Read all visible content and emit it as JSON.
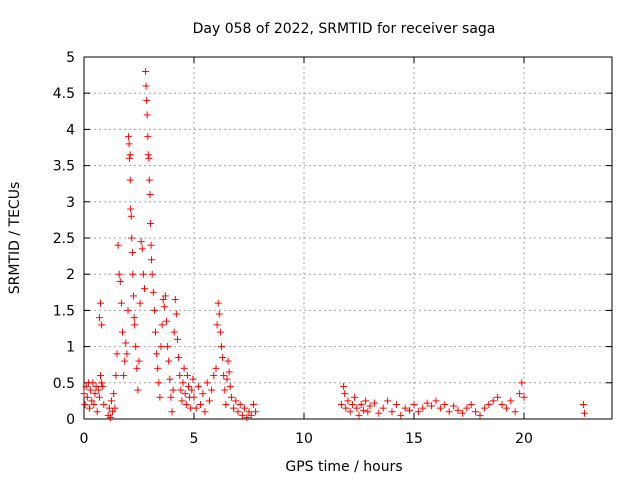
{
  "chart_data": {
    "type": "scatter",
    "title": "Day 058 of 2022, SRMTID for receiver saga",
    "xlabel": "GPS time / hours",
    "ylabel": "SRMTID / TECUs",
    "xlim": [
      0,
      24
    ],
    "ylim": [
      0,
      5
    ],
    "xticks": [
      0,
      5,
      10,
      15,
      20
    ],
    "xtick_labels": [
      "0",
      "5",
      "10",
      "15",
      "20"
    ],
    "yticks": [
      0,
      0.5,
      1,
      1.5,
      2,
      2.5,
      3,
      3.5,
      4,
      4.5,
      5
    ],
    "ytick_labels": [
      "0",
      "0.5",
      "1",
      "1.5",
      "2",
      "2.5",
      "3",
      "3.5",
      "4",
      "4.5",
      "5"
    ],
    "grid": true,
    "marker": "+",
    "color": "#ff0000",
    "series": [
      {
        "name": "SRMTID",
        "points": [
          [
            0.0,
            0.35
          ],
          [
            0.05,
            0.2
          ],
          [
            0.1,
            0.45
          ],
          [
            0.15,
            0.3
          ],
          [
            0.2,
            0.5
          ],
          [
            0.25,
            0.15
          ],
          [
            0.3,
            0.4
          ],
          [
            0.35,
            0.25
          ],
          [
            0.4,
            0.5
          ],
          [
            0.45,
            0.2
          ],
          [
            0.5,
            0.35
          ],
          [
            0.55,
            0.45
          ],
          [
            0.6,
            0.1
          ],
          [
            0.65,
            0.4
          ],
          [
            0.7,
            0.3
          ],
          [
            0.75,
            0.6
          ],
          [
            0.8,
            0.5
          ],
          [
            0.75,
            1.6
          ],
          [
            0.7,
            1.4
          ],
          [
            0.8,
            1.3
          ],
          [
            0.85,
            0.45
          ],
          [
            0.9,
            0.2
          ],
          [
            1.1,
            0.05
          ],
          [
            1.15,
            0.15
          ],
          [
            1.2,
            0.02
          ],
          [
            1.25,
            0.25
          ],
          [
            1.3,
            0.1
          ],
          [
            1.35,
            0.35
          ],
          [
            1.4,
            0.15
          ],
          [
            1.45,
            0.6
          ],
          [
            1.5,
            0.9
          ],
          [
            1.55,
            2.4
          ],
          [
            1.6,
            2.0
          ],
          [
            1.65,
            1.9
          ],
          [
            1.7,
            1.6
          ],
          [
            1.75,
            1.2
          ],
          [
            1.8,
            0.6
          ],
          [
            1.85,
            0.8
          ],
          [
            1.9,
            1.05
          ],
          [
            1.95,
            0.9
          ],
          [
            2.0,
            1.5
          ],
          [
            2.02,
            3.9
          ],
          [
            2.05,
            3.8
          ],
          [
            2.07,
            3.6
          ],
          [
            2.1,
            3.65
          ],
          [
            2.1,
            3.3
          ],
          [
            2.12,
            2.9
          ],
          [
            2.15,
            2.8
          ],
          [
            2.17,
            2.5
          ],
          [
            2.2,
            2.3
          ],
          [
            2.22,
            2.0
          ],
          [
            2.25,
            1.7
          ],
          [
            2.28,
            1.4
          ],
          [
            2.3,
            1.3
          ],
          [
            2.35,
            1.0
          ],
          [
            2.4,
            0.7
          ],
          [
            2.45,
            0.4
          ],
          [
            2.5,
            0.8
          ],
          [
            2.55,
            1.6
          ],
          [
            2.6,
            2.45
          ],
          [
            2.65,
            2.35
          ],
          [
            2.7,
            2.0
          ],
          [
            2.75,
            1.8
          ],
          [
            2.8,
            4.8
          ],
          [
            2.82,
            4.6
          ],
          [
            2.85,
            4.4
          ],
          [
            2.87,
            4.2
          ],
          [
            2.9,
            3.9
          ],
          [
            2.92,
            3.65
          ],
          [
            2.95,
            3.6
          ],
          [
            2.97,
            3.3
          ],
          [
            3.0,
            3.1
          ],
          [
            3.02,
            2.7
          ],
          [
            3.05,
            2.4
          ],
          [
            3.07,
            2.2
          ],
          [
            3.1,
            2.0
          ],
          [
            3.15,
            1.75
          ],
          [
            3.2,
            1.5
          ],
          [
            3.25,
            1.2
          ],
          [
            3.3,
            0.9
          ],
          [
            3.35,
            0.7
          ],
          [
            3.4,
            0.5
          ],
          [
            3.45,
            0.3
          ],
          [
            3.5,
            1.0
          ],
          [
            3.55,
            1.3
          ],
          [
            3.6,
            1.65
          ],
          [
            3.65,
            1.55
          ],
          [
            3.7,
            1.7
          ],
          [
            3.75,
            1.35
          ],
          [
            3.8,
            1.0
          ],
          [
            3.85,
            0.8
          ],
          [
            3.9,
            0.55
          ],
          [
            3.95,
            0.3
          ],
          [
            4.0,
            0.1
          ],
          [
            4.05,
            0.4
          ],
          [
            4.1,
            1.2
          ],
          [
            4.15,
            1.65
          ],
          [
            4.2,
            1.45
          ],
          [
            4.25,
            1.1
          ],
          [
            4.3,
            0.85
          ],
          [
            4.35,
            0.6
          ],
          [
            4.4,
            0.4
          ],
          [
            4.45,
            0.25
          ],
          [
            4.5,
            0.5
          ],
          [
            4.55,
            0.7
          ],
          [
            4.6,
            0.35
          ],
          [
            4.65,
            0.2
          ],
          [
            4.7,
            0.6
          ],
          [
            4.75,
            0.45
          ],
          [
            4.8,
            0.3
          ],
          [
            4.85,
            0.15
          ],
          [
            4.9,
            0.4
          ],
          [
            4.95,
            0.55
          ],
          [
            5.0,
            0.3
          ],
          [
            5.1,
            0.15
          ],
          [
            5.2,
            0.45
          ],
          [
            5.3,
            0.2
          ],
          [
            5.4,
            0.35
          ],
          [
            5.5,
            0.1
          ],
          [
            5.6,
            0.5
          ],
          [
            5.7,
            0.25
          ],
          [
            5.8,
            0.4
          ],
          [
            5.9,
            0.6
          ],
          [
            6.0,
            0.7
          ],
          [
            6.05,
            1.3
          ],
          [
            6.1,
            1.6
          ],
          [
            6.15,
            1.45
          ],
          [
            6.2,
            1.2
          ],
          [
            6.25,
            1.0
          ],
          [
            6.3,
            0.85
          ],
          [
            6.35,
            0.6
          ],
          [
            6.4,
            0.4
          ],
          [
            6.45,
            0.2
          ],
          [
            6.5,
            0.55
          ],
          [
            6.55,
            0.8
          ],
          [
            6.6,
            0.65
          ],
          [
            6.65,
            0.45
          ],
          [
            6.7,
            0.3
          ],
          [
            6.8,
            0.15
          ],
          [
            6.9,
            0.25
          ],
          [
            7.0,
            0.1
          ],
          [
            7.1,
            0.2
          ],
          [
            7.2,
            0.05
          ],
          [
            7.3,
            0.15
          ],
          [
            7.4,
            0.02
          ],
          [
            7.5,
            0.1
          ],
          [
            7.6,
            0.05
          ],
          [
            7.7,
            0.2
          ],
          [
            7.8,
            0.1
          ],
          [
            11.7,
            0.2
          ],
          [
            11.8,
            0.45
          ],
          [
            11.85,
            0.35
          ],
          [
            11.9,
            0.15
          ],
          [
            12.0,
            0.25
          ],
          [
            12.1,
            0.1
          ],
          [
            12.2,
            0.2
          ],
          [
            12.3,
            0.3
          ],
          [
            12.4,
            0.15
          ],
          [
            12.5,
            0.05
          ],
          [
            12.6,
            0.2
          ],
          [
            12.7,
            0.12
          ],
          [
            12.8,
            0.25
          ],
          [
            12.9,
            0.1
          ],
          [
            13.0,
            0.18
          ],
          [
            13.2,
            0.22
          ],
          [
            13.4,
            0.08
          ],
          [
            13.6,
            0.15
          ],
          [
            13.8,
            0.25
          ],
          [
            14.0,
            0.1
          ],
          [
            14.2,
            0.2
          ],
          [
            14.4,
            0.05
          ],
          [
            14.6,
            0.15
          ],
          [
            14.8,
            0.12
          ],
          [
            15.0,
            0.2
          ],
          [
            15.2,
            0.1
          ],
          [
            15.4,
            0.15
          ],
          [
            15.6,
            0.22
          ],
          [
            15.8,
            0.18
          ],
          [
            16.0,
            0.25
          ],
          [
            16.2,
            0.15
          ],
          [
            16.4,
            0.2
          ],
          [
            16.6,
            0.1
          ],
          [
            16.8,
            0.18
          ],
          [
            17.0,
            0.12
          ],
          [
            17.2,
            0.08
          ],
          [
            17.4,
            0.15
          ],
          [
            17.6,
            0.2
          ],
          [
            17.8,
            0.1
          ],
          [
            18.0,
            0.05
          ],
          [
            18.2,
            0.15
          ],
          [
            18.4,
            0.2
          ],
          [
            18.6,
            0.25
          ],
          [
            18.8,
            0.3
          ],
          [
            19.0,
            0.2
          ],
          [
            19.2,
            0.15
          ],
          [
            19.4,
            0.25
          ],
          [
            19.6,
            0.1
          ],
          [
            19.8,
            0.35
          ],
          [
            19.9,
            0.5
          ],
          [
            20.0,
            0.3
          ],
          [
            22.7,
            0.2
          ],
          [
            22.75,
            0.08
          ]
        ]
      }
    ]
  }
}
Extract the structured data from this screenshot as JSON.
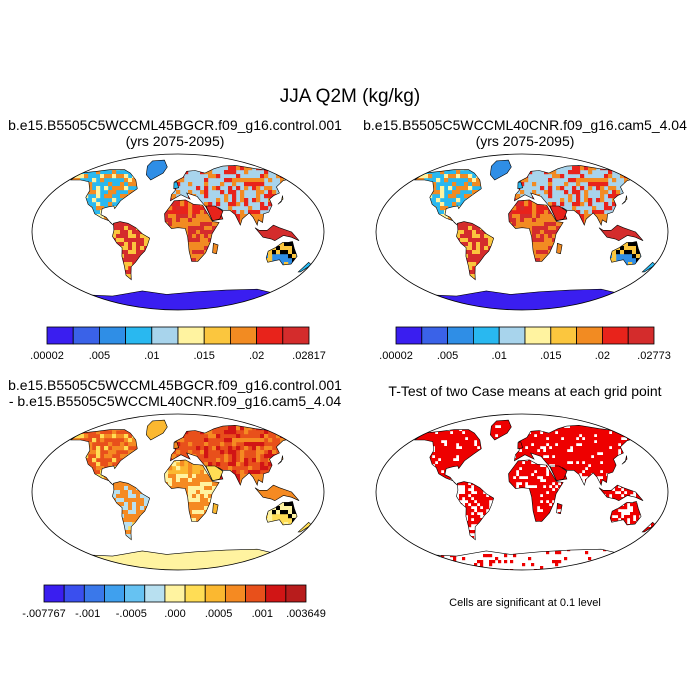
{
  "title": "JJA Q2M (kg/kg)",
  "panels": [
    {
      "id": "case1",
      "title_lines": [
        "b.e15.B5505C5WCCML45BGCR.f09_g16.control.001",
        "(yrs 2075-2095)"
      ],
      "colorbar": {
        "colors": [
          "#3a1ef0",
          "#3a62e8",
          "#2f8ee6",
          "#29b8f0",
          "#a8d4ec",
          "#fff3a0",
          "#fbc63e",
          "#f28b22",
          "#e8231b",
          "#d42c2c"
        ],
        "labels": [
          ".00002",
          ".005",
          ".01",
          ".015",
          ".02",
          ".02817"
        ]
      }
    },
    {
      "id": "case2",
      "title_lines": [
        "b.e15.B5505C5WCCML40CNR.f09_g16.cam5_4.04",
        "(yrs 2075-2095)"
      ],
      "colorbar": {
        "colors": [
          "#3a1ef0",
          "#3a62e8",
          "#2f8ee6",
          "#29b8f0",
          "#a8d4ec",
          "#fff3a0",
          "#fbc63e",
          "#f28b22",
          "#e8231b",
          "#d42c2c"
        ],
        "labels": [
          ".00002",
          ".005",
          ".01",
          ".015",
          ".02",
          ".02773"
        ]
      }
    },
    {
      "id": "difference",
      "title_lines": [
        "b.e15.B5505C5WCCML45BGCR.f09_g16.control.001",
        "- b.e15.B5505C5WCCML40CNR.f09_g16.cam5_4.04"
      ],
      "colorbar": {
        "colors": [
          "#3a1ef0",
          "#3a4fee",
          "#3a78ea",
          "#3fa0ee",
          "#66c2f2",
          "#b8e0f0",
          "#fff3a0",
          "#ffdd55",
          "#fbb830",
          "#f58a22",
          "#e8501b",
          "#d11515",
          "#b81c1c"
        ],
        "labels": [
          "-.007767",
          "-.001",
          "-.0005",
          ".000",
          ".0005",
          ".001",
          ".003649"
        ]
      }
    },
    {
      "id": "ttest",
      "title_lines": [
        "T-Test of two Case means at each grid point"
      ],
      "note": "Cells are significant at 0.1 level"
    }
  ],
  "map_colors": {
    "ocean": "#ffffff",
    "coast": "#000000",
    "significant": "#ee0000",
    "antarctica_case": "#3a1ef0",
    "antarctica_diff": "#fff3a0"
  }
}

*What the exercise asks:* Leave out every picture and copy verbatim the lines running from the line containing "Extract the structured" through the final line of the data.

*Answer to the exercise:*
Extract the structured data from this screenshot as JSON.
{
  "title": "JJA Q2M (kg/kg)",
  "panels": [
    {
      "id": "case1",
      "title_lines": [
        "b.e15.B5505C5WCCML45BGCR.f09_g16.control.001",
        "(yrs 2075-2095)"
      ],
      "colorbar": {
        "colors": [
          "#3a1ef0",
          "#3a62e8",
          "#2f8ee6",
          "#29b8f0",
          "#a8d4ec",
          "#fff3a0",
          "#fbc63e",
          "#f28b22",
          "#e8231b",
          "#d42c2c"
        ],
        "labels": [
          ".00002",
          ".005",
          ".01",
          ".015",
          ".02",
          ".02817"
        ]
      }
    },
    {
      "id": "case2",
      "title_lines": [
        "b.e15.B5505C5WCCML40CNR.f09_g16.cam5_4.04",
        "(yrs 2075-2095)"
      ],
      "colorbar": {
        "colors": [
          "#3a1ef0",
          "#3a62e8",
          "#2f8ee6",
          "#29b8f0",
          "#a8d4ec",
          "#fff3a0",
          "#fbc63e",
          "#f28b22",
          "#e8231b",
          "#d42c2c"
        ],
        "labels": [
          ".00002",
          ".005",
          ".01",
          ".015",
          ".02",
          ".02773"
        ]
      }
    },
    {
      "id": "difference",
      "title_lines": [
        "b.e15.B5505C5WCCML45BGCR.f09_g16.control.001",
        "- b.e15.B5505C5WCCML40CNR.f09_g16.cam5_4.04"
      ],
      "colorbar": {
        "colors": [
          "#3a1ef0",
          "#3a4fee",
          "#3a78ea",
          "#3fa0ee",
          "#66c2f2",
          "#b8e0f0",
          "#fff3a0",
          "#ffdd55",
          "#fbb830",
          "#f58a22",
          "#e8501b",
          "#d11515",
          "#b81c1c"
        ],
        "labels": [
          "-.007767",
          "-.001",
          "-.0005",
          ".000",
          ".0005",
          ".001",
          ".003649"
        ]
      }
    },
    {
      "id": "ttest",
      "title_lines": [
        "T-Test of two Case means at each grid point"
      ],
      "note": "Cells are significant at 0.1 level"
    }
  ],
  "map_colors": {
    "ocean": "#ffffff",
    "coast": "#000000",
    "significant": "#ee0000",
    "antarctica_case": "#3a1ef0",
    "antarctica_diff": "#fff3a0"
  }
}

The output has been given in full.